Task instructions>
Would you transcribe the whole listing exactly, minus its pictures?

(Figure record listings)
----------------------------------------

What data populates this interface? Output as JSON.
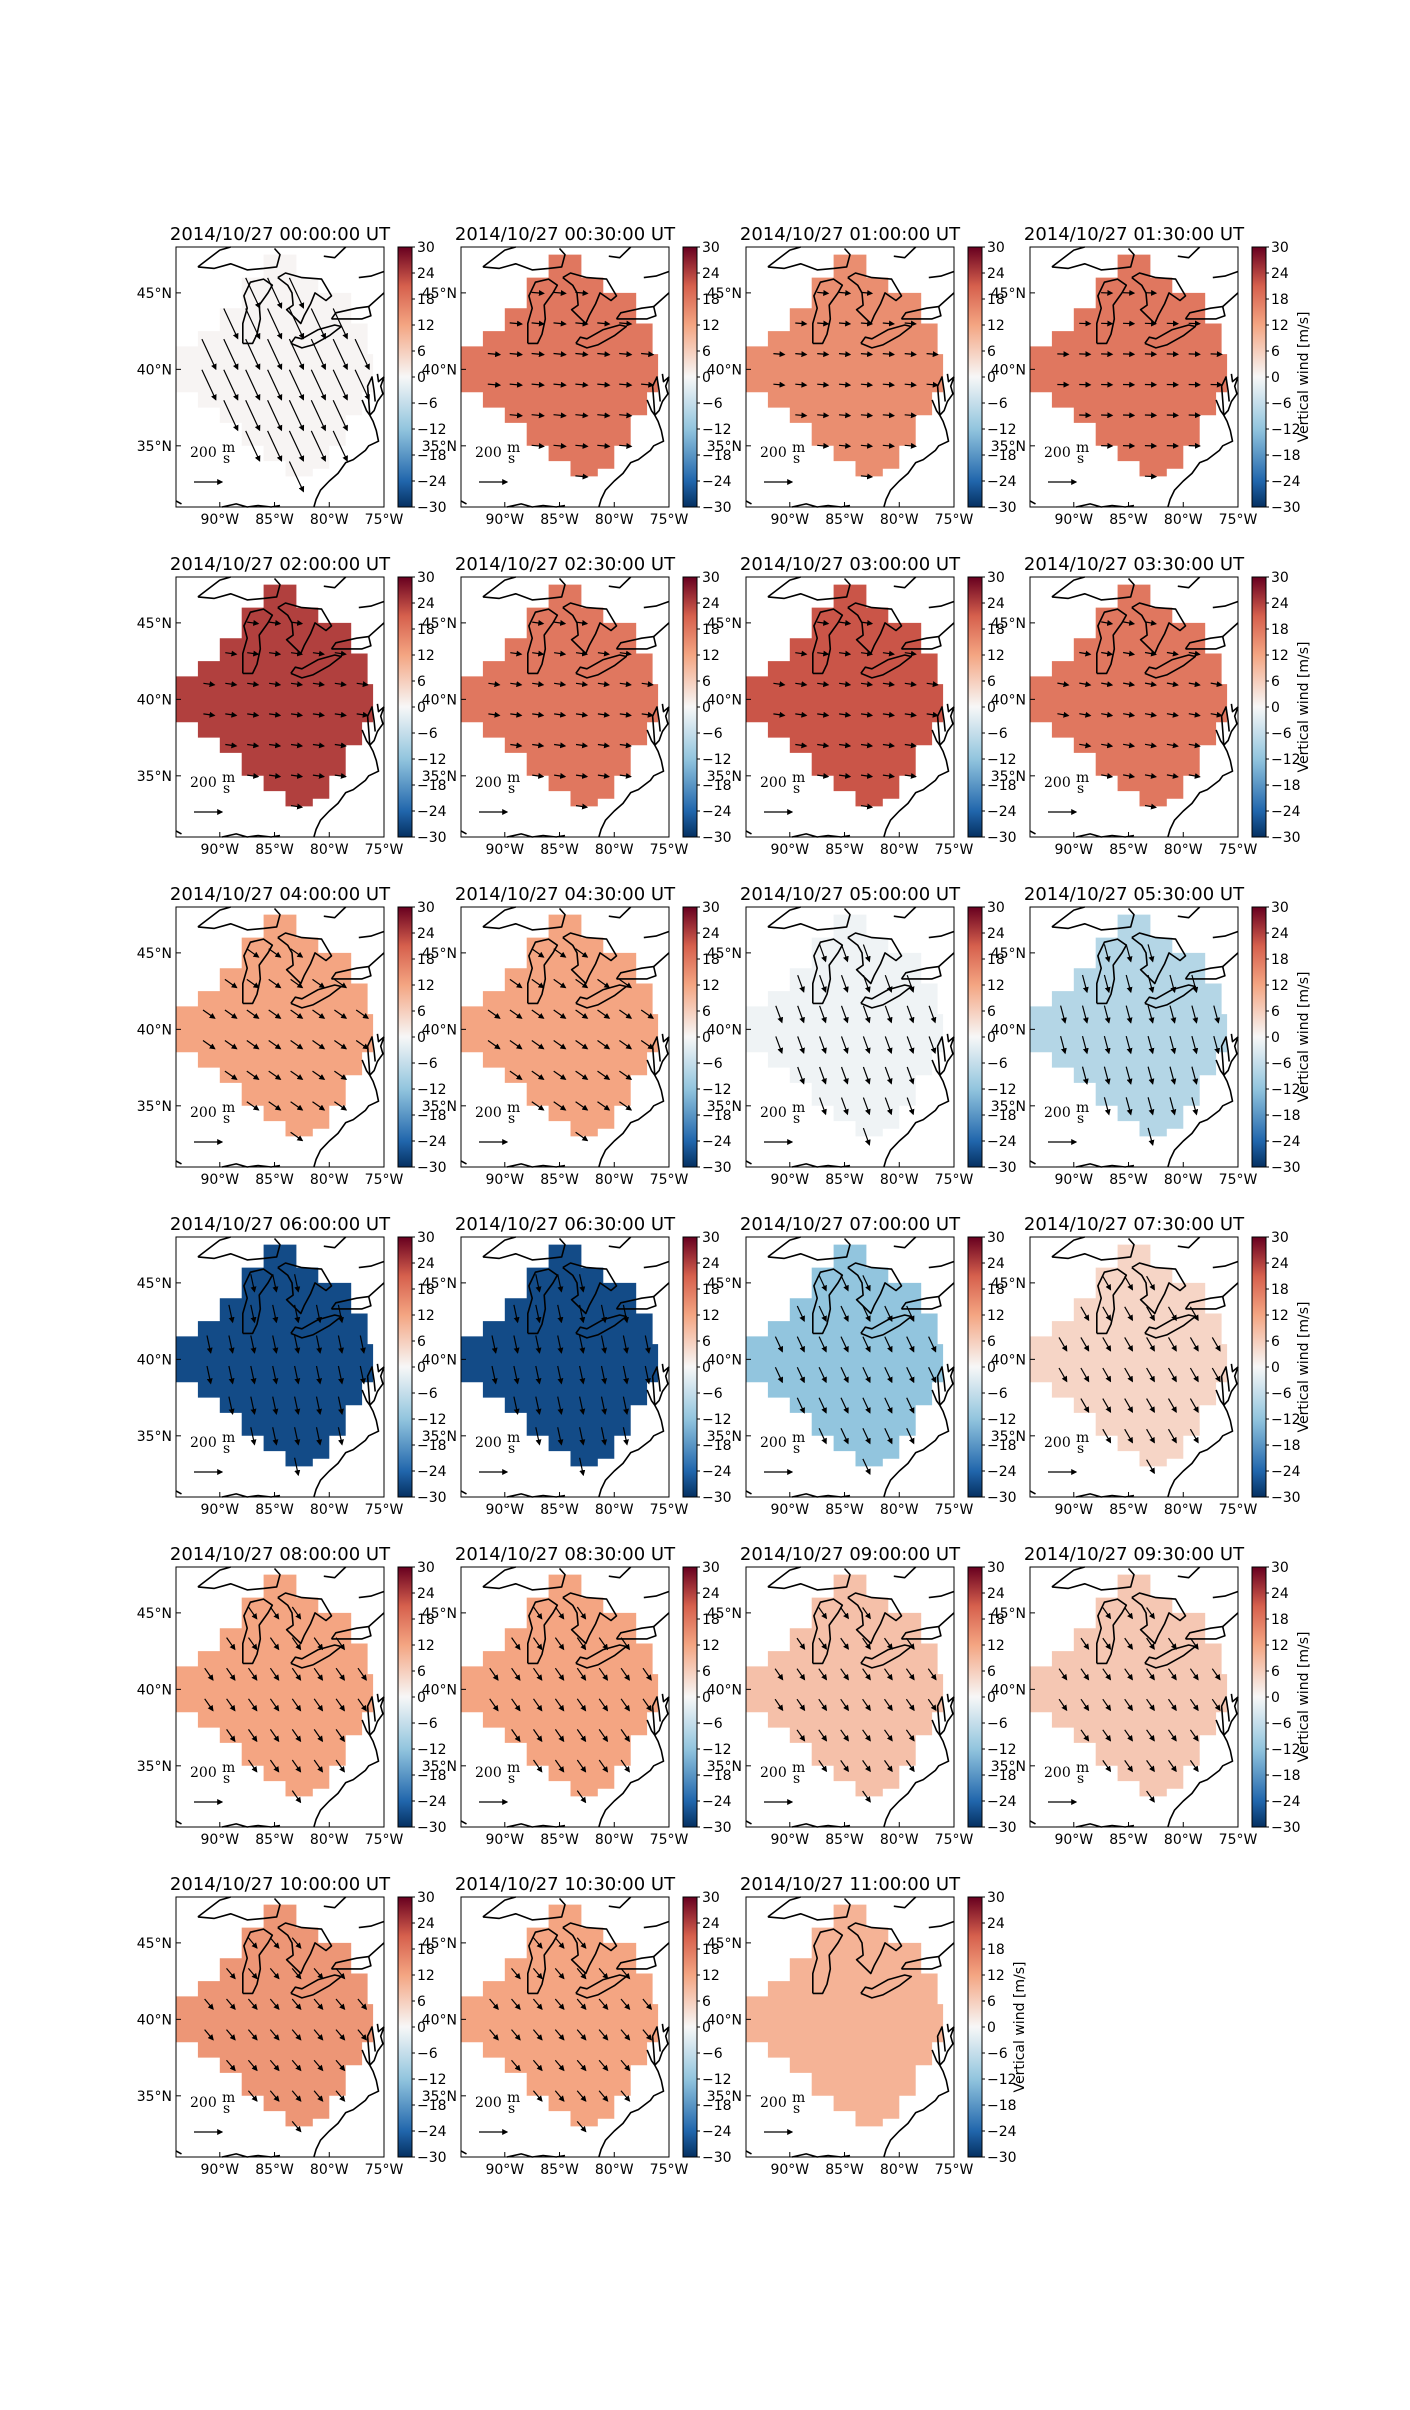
{
  "panels": [
    {
      "title": "2014/10/27 00:00:00 UT",
      "value": 0.4,
      "arrow": {
        "angle": 155,
        "len": 1.5
      }
    },
    {
      "title": "2014/10/27 00:30:00 UT",
      "value": 18,
      "arrow": {
        "angle": 95,
        "len": 0.55
      }
    },
    {
      "title": "2014/10/27 01:00:00 UT",
      "value": 15,
      "arrow": {
        "angle": 95,
        "len": 0.5
      }
    },
    {
      "title": "2014/10/27 01:30:00 UT",
      "value": 18,
      "arrow": {
        "angle": 92,
        "len": 0.5
      }
    },
    {
      "title": "2014/10/27 02:00:00 UT",
      "value": 24,
      "arrow": {
        "angle": 98,
        "len": 0.5
      }
    },
    {
      "title": "2014/10/27 02:30:00 UT",
      "value": 18,
      "arrow": {
        "angle": 98,
        "len": 0.5
      }
    },
    {
      "title": "2014/10/27 03:00:00 UT",
      "value": 22,
      "arrow": {
        "angle": 98,
        "len": 0.5
      }
    },
    {
      "title": "2014/10/27 03:30:00 UT",
      "value": 18,
      "arrow": {
        "angle": 100,
        "len": 0.5
      }
    },
    {
      "title": "2014/10/27 04:00:00 UT",
      "value": 12,
      "arrow": {
        "angle": 125,
        "len": 0.65
      }
    },
    {
      "title": "2014/10/27 04:30:00 UT",
      "value": 12,
      "arrow": {
        "angle": 125,
        "len": 0.65
      }
    },
    {
      "title": "2014/10/27 05:00:00 UT",
      "value": -1,
      "arrow": {
        "angle": 160,
        "len": 0.8
      }
    },
    {
      "title": "2014/10/27 05:30:00 UT",
      "value": -8,
      "arrow": {
        "angle": 165,
        "len": 0.8
      }
    },
    {
      "title": "2014/10/27 06:00:00 UT",
      "value": -27,
      "arrow": {
        "angle": 168,
        "len": 0.8
      }
    },
    {
      "title": "2014/10/27 06:30:00 UT",
      "value": -27,
      "arrow": {
        "angle": 168,
        "len": 0.8
      }
    },
    {
      "title": "2014/10/27 07:00:00 UT",
      "value": -12,
      "arrow": {
        "angle": 155,
        "len": 0.75
      }
    },
    {
      "title": "2014/10/27 07:30:00 UT",
      "value": 5,
      "arrow": {
        "angle": 150,
        "len": 0.7
      }
    },
    {
      "title": "2014/10/27 08:00:00 UT",
      "value": 12,
      "arrow": {
        "angle": 145,
        "len": 0.65
      }
    },
    {
      "title": "2014/10/27 08:30:00 UT",
      "value": 12,
      "arrow": {
        "angle": 145,
        "len": 0.65
      }
    },
    {
      "title": "2014/10/27 09:00:00 UT",
      "value": 8,
      "arrow": {
        "angle": 145,
        "len": 0.6
      }
    },
    {
      "title": "2014/10/27 09:30:00 UT",
      "value": 7,
      "arrow": {
        "angle": 145,
        "len": 0.6
      }
    },
    {
      "title": "2014/10/27 10:00:00 UT",
      "value": 14,
      "arrow": {
        "angle": 140,
        "len": 0.6
      }
    },
    {
      "title": "2014/10/27 10:30:00 UT",
      "value": 12,
      "arrow": {
        "angle": 140,
        "len": 0.6
      }
    },
    {
      "title": "2014/10/27 11:00:00 UT",
      "value": 10,
      "arrow": {
        "angle": 0,
        "len": 0
      }
    }
  ],
  "lon_ticks": [
    "90°W",
    "85°W",
    "80°W",
    "75°W"
  ],
  "lat_ticks": [
    "45°N",
    "40°N",
    "35°N"
  ],
  "colorbar": {
    "ticks": [
      "30",
      "24",
      "18",
      "12",
      "6",
      "0",
      "−6",
      "−12",
      "−18",
      "−24",
      "−30"
    ],
    "range": [
      -30,
      30
    ],
    "label": "Vertical wind [m/s]",
    "colors": {
      "min": "#053061",
      "low": "#2166ac",
      "lowmid": "#92c5de",
      "mid": "#f7f7f7",
      "highmid": "#f4a582",
      "high": "#d6604d",
      "max": "#67001f"
    }
  },
  "scale_label": "200",
  "scale_unit_num": "m",
  "scale_unit_den": "s"
}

----------------------------------------

Output of the task>
What data populates this interface? Output as JSON.
{
  "panels": [
    {
      "title": "2014/10/27 00:00:00 UT",
      "value": 0.4,
      "arrow": {
        "angle": 155,
        "len": 1.5
      }
    },
    {
      "title": "2014/10/27 00:30:00 UT",
      "value": 18,
      "arrow": {
        "angle": 95,
        "len": 0.55
      }
    },
    {
      "title": "2014/10/27 01:00:00 UT",
      "value": 15,
      "arrow": {
        "angle": 95,
        "len": 0.5
      }
    },
    {
      "title": "2014/10/27 01:30:00 UT",
      "value": 18,
      "arrow": {
        "angle": 92,
        "len": 0.5
      }
    },
    {
      "title": "2014/10/27 02:00:00 UT",
      "value": 24,
      "arrow": {
        "angle": 98,
        "len": 0.5
      }
    },
    {
      "title": "2014/10/27 02:30:00 UT",
      "value": 18,
      "arrow": {
        "angle": 98,
        "len": 0.5
      }
    },
    {
      "title": "2014/10/27 03:00:00 UT",
      "value": 22,
      "arrow": {
        "angle": 98,
        "len": 0.5
      }
    },
    {
      "title": "2014/10/27 03:30:00 UT",
      "value": 18,
      "arrow": {
        "angle": 100,
        "len": 0.5
      }
    },
    {
      "title": "2014/10/27 04:00:00 UT",
      "value": 12,
      "arrow": {
        "angle": 125,
        "len": 0.65
      }
    },
    {
      "title": "2014/10/27 04:30:00 UT",
      "value": 12,
      "arrow": {
        "angle": 125,
        "len": 0.65
      }
    },
    {
      "title": "2014/10/27 05:00:00 UT",
      "value": -1,
      "arrow": {
        "angle": 160,
        "len": 0.8
      }
    },
    {
      "title": "2014/10/27 05:30:00 UT",
      "value": -8,
      "arrow": {
        "angle": 165,
        "len": 0.8
      }
    },
    {
      "title": "2014/10/27 06:00:00 UT",
      "value": -27,
      "arrow": {
        "angle": 168,
        "len": 0.8
      }
    },
    {
      "title": "2014/10/27 06:30:00 UT",
      "value": -27,
      "arrow": {
        "angle": 168,
        "len": 0.8
      }
    },
    {
      "title": "2014/10/27 07:00:00 UT",
      "value": -12,
      "arrow": {
        "angle": 155,
        "len": 0.75
      }
    },
    {
      "title": "2014/10/27 07:30:00 UT",
      "value": 5,
      "arrow": {
        "angle": 150,
        "len": 0.7
      }
    },
    {
      "title": "2014/10/27 08:00:00 UT",
      "value": 12,
      "arrow": {
        "angle": 145,
        "len": 0.65
      }
    },
    {
      "title": "2014/10/27 08:30:00 UT",
      "value": 12,
      "arrow": {
        "angle": 145,
        "len": 0.65
      }
    },
    {
      "title": "2014/10/27 09:00:00 UT",
      "value": 8,
      "arrow": {
        "angle": 145,
        "len": 0.6
      }
    },
    {
      "title": "2014/10/27 09:30:00 UT",
      "value": 7,
      "arrow": {
        "angle": 145,
        "len": 0.6
      }
    },
    {
      "title": "2014/10/27 10:00:00 UT",
      "value": 14,
      "arrow": {
        "angle": 140,
        "len": 0.6
      }
    },
    {
      "title": "2014/10/27 10:30:00 UT",
      "value": 12,
      "arrow": {
        "angle": 140,
        "len": 0.6
      }
    },
    {
      "title": "2014/10/27 11:00:00 UT",
      "value": 10,
      "arrow": {
        "angle": 0,
        "len": 0
      }
    }
  ],
  "lon_ticks": [
    "90°W",
    "85°W",
    "80°W",
    "75°W"
  ],
  "lat_ticks": [
    "45°N",
    "40°N",
    "35°N"
  ],
  "colorbar": {
    "ticks": [
      "30",
      "24",
      "18",
      "12",
      "6",
      "0",
      "−6",
      "−12",
      "−18",
      "−24",
      "−30"
    ],
    "range": [
      -30,
      30
    ],
    "label": "Vertical wind [m/s]",
    "colors": {
      "min": "#053061",
      "low": "#2166ac",
      "lowmid": "#92c5de",
      "mid": "#f7f7f7",
      "highmid": "#f4a582",
      "high": "#d6604d",
      "max": "#67001f"
    }
  },
  "scale_label": "200",
  "scale_unit_num": "m",
  "scale_unit_den": "s"
}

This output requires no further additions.